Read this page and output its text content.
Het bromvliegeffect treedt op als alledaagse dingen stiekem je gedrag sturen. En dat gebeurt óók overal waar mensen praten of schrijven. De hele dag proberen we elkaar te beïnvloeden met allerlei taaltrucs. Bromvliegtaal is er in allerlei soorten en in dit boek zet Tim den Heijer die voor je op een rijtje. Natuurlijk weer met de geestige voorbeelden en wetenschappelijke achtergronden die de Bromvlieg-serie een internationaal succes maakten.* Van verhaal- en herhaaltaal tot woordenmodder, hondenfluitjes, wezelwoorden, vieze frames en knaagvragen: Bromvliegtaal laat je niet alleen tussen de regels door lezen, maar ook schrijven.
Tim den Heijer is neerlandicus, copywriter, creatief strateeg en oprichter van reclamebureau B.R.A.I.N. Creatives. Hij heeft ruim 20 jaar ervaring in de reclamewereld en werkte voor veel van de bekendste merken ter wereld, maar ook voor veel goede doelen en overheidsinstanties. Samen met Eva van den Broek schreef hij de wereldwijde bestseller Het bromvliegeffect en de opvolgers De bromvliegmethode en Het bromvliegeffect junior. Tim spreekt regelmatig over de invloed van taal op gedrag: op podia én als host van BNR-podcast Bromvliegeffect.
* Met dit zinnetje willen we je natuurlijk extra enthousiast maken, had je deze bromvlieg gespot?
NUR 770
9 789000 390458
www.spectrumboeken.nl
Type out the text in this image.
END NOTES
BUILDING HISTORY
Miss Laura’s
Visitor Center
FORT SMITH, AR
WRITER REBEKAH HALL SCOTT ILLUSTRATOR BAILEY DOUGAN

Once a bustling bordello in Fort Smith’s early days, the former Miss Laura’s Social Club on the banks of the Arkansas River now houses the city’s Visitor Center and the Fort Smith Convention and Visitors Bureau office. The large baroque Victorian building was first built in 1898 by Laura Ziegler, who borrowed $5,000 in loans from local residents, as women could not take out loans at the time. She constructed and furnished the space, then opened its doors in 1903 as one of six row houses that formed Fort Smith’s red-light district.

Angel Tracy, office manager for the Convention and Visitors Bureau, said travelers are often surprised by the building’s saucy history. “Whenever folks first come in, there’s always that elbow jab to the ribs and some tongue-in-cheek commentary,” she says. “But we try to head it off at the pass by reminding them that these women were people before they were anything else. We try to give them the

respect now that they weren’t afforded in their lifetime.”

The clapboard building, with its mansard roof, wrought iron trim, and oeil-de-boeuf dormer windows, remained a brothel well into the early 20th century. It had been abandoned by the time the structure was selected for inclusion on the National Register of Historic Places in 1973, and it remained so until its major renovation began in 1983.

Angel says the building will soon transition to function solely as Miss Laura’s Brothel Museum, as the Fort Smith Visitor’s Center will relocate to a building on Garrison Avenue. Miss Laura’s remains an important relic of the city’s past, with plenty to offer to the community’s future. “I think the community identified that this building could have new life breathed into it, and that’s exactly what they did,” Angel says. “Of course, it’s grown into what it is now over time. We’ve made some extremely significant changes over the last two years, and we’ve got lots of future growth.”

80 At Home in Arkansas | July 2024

###

■ Task details
The word "text" appears in how many lines of the records? Give the number only.

■ Response to this exercise
2